Dataset items

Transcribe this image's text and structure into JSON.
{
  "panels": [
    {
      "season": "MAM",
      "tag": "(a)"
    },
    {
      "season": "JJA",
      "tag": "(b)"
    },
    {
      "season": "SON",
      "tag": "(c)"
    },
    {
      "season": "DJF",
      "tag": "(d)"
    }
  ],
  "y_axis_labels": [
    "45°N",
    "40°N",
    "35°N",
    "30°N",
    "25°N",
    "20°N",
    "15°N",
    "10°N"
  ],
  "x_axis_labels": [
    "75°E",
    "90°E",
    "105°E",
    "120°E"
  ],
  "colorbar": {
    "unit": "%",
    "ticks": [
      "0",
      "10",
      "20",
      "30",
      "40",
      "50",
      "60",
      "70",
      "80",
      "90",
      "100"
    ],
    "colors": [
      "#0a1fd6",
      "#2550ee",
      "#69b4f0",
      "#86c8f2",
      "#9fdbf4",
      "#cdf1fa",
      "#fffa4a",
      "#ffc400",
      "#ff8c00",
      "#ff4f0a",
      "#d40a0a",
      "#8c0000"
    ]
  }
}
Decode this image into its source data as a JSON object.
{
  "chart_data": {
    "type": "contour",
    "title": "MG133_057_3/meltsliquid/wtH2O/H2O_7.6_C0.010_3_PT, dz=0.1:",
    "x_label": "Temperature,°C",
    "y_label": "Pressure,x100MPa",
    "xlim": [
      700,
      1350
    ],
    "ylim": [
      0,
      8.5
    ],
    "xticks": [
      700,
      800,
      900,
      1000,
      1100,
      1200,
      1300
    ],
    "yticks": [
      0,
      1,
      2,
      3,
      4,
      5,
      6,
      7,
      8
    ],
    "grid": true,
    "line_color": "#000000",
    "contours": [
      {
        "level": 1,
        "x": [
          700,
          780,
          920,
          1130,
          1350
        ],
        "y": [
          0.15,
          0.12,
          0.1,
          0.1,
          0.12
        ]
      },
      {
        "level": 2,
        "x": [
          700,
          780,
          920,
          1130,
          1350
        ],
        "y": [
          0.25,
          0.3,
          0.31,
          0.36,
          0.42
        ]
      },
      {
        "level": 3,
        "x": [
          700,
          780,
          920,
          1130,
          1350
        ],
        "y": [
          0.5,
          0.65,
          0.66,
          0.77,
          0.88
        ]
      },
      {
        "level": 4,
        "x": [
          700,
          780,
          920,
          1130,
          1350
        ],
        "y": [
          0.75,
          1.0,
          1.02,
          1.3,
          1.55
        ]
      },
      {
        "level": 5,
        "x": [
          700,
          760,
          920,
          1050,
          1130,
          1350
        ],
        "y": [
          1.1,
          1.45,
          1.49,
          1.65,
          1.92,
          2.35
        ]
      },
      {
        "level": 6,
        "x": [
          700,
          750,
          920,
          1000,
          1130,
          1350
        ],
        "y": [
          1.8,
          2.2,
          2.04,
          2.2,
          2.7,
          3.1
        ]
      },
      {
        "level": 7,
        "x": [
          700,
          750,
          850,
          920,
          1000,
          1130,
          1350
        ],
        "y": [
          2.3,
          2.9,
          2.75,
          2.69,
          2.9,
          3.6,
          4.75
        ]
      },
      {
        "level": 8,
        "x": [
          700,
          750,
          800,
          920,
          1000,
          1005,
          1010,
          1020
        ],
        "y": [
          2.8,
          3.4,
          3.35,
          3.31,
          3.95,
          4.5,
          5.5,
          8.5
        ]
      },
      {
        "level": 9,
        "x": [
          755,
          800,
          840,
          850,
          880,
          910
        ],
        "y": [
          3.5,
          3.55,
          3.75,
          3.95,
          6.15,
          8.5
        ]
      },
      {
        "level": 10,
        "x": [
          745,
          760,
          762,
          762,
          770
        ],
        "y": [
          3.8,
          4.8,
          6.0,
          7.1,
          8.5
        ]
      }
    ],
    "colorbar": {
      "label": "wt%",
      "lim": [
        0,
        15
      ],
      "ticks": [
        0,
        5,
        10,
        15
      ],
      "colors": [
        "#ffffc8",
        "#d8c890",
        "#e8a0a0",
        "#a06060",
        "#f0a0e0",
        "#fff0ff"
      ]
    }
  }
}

[Exercise instructions] Word for word, extract all the records.

[Result]
Transcribe this image's text and structure into JSON.
{
  "panels": [
    {
      "season": "MAM",
      "tag": "(a)"
    },
    {
      "season": "JJA",
      "tag": "(b)"
    },
    {
      "season": "SON",
      "tag": "(c)"
    },
    {
      "season": "DJF",
      "tag": "(d)"
    }
  ],
  "y_axis_labels": [
    "45°N",
    "40°N",
    "35°N",
    "30°N",
    "25°N",
    "20°N",
    "15°N",
    "10°N"
  ],
  "x_axis_labels": [
    "75°E",
    "90°E",
    "105°E",
    "120°E"
  ],
  "colorbar": {
    "unit": "%",
    "ticks": [
      "0",
      "10",
      "20",
      "30",
      "40",
      "50",
      "60",
      "70",
      "80",
      "90",
      "100"
    ],
    "colors": [
      "#0a1fd6",
      "#2550ee",
      "#69b4f0",
      "#86c8f2",
      "#9fdbf4",
      "#cdf1fa",
      "#fffa4a",
      "#ffc400",
      "#ff8c00",
      "#ff4f0a",
      "#d40a0a",
      "#8c0000"
    ]
  }
}
Decode this image into its source data as a JSON object.
{
  "chart_data": {
    "type": "contour",
    "title": "MG133_057_3/meltsliquid/wtH2O/H2O_7.6_C0.010_3_PT, dz=0.1:",
    "x_label": "Temperature,°C",
    "y_label": "Pressure,x100MPa",
    "xlim": [
      700,
      1350
    ],
    "ylim": [
      0,
      8.5
    ],
    "xticks": [
      700,
      800,
      900,
      1000,
      1100,
      1200,
      1300
    ],
    "yticks": [
      0,
      1,
      2,
      3,
      4,
      5,
      6,
      7,
      8
    ],
    "grid": true,
    "line_color": "#000000",
    "contours": [
      {
        "level": 1,
        "x": [
          700,
          780,
          920,
          1130,
          1350
        ],
        "y": [
          0.15,
          0.12,
          0.1,
          0.1,
          0.12
        ]
      },
      {
        "level": 2,
        "x": [
          700,
          780,
          920,
          1130,
          1350
        ],
        "y": [
          0.25,
          0.3,
          0.31,
          0.36,
          0.42
        ]
      },
      {
        "level": 3,
        "x": [
          700,
          780,
          920,
          1130,
          1350
        ],
        "y": [
          0.5,
          0.65,
          0.66,
          0.77,
          0.88
        ]
      },
      {
        "level": 4,
        "x": [
          700,
          780,
          920,
          1130,
          1350
        ],
        "y": [
          0.75,
          1.0,
          1.02,
          1.3,
          1.55
        ]
      },
      {
        "level": 5,
        "x": [
          700,
          760,
          920,
          1050,
          1130,
          1350
        ],
        "y": [
          1.1,
          1.45,
          1.49,
          1.65,
          1.92,
          2.35
        ]
      },
      {
        "level": 6,
        "x": [
          700,
          750,
          920,
          1000,
          1130,
          1350
        ],
        "y": [
          1.8,
          2.2,
          2.04,
          2.2,
          2.7,
          3.1
        ]
      },
      {
        "level": 7,
        "x": [
          700,
          750,
          850,
          920,
          1000,
          1130,
          1350
        ],
        "y": [
          2.3,
          2.9,
          2.75,
          2.69,
          2.9,
          3.6,
          4.75
        ]
      },
      {
        "level": 8,
        "x": [
          700,
          750,
          800,
          920,
          1000,
          1005,
          1010,
          1020
        ],
        "y": [
          2.8,
          3.4,
          3.35,
          3.31,
          3.95,
          4.5,
          5.5,
          8.5
        ]
      },
      {
        "level": 9,
        "x": [
          755,
          800,
          840,
          850,
          880,
          910
        ],
        "y": [
          3.5,
          3.55,
          3.75,
          3.95,
          6.15,
          8.5
        ]
      },
      {
        "level": 10,
        "x": [
          745,
          760,
          762,
          762,
          770
        ],
        "y": [
          3.8,
          4.8,
          6.0,
          7.1,
          8.5
        ]
      }
    ],
    "colorbar": {
      "label": "wt%",
      "lim": [
        0,
        15
      ],
      "ticks": [
        0,
        5,
        10,
        15
      ],
      "colors": [
        "#ffffc8",
        "#d8c890",
        "#e8a0a0",
        "#a06060",
        "#f0a0e0",
        "#fff0ff"
      ]
    }
  }
}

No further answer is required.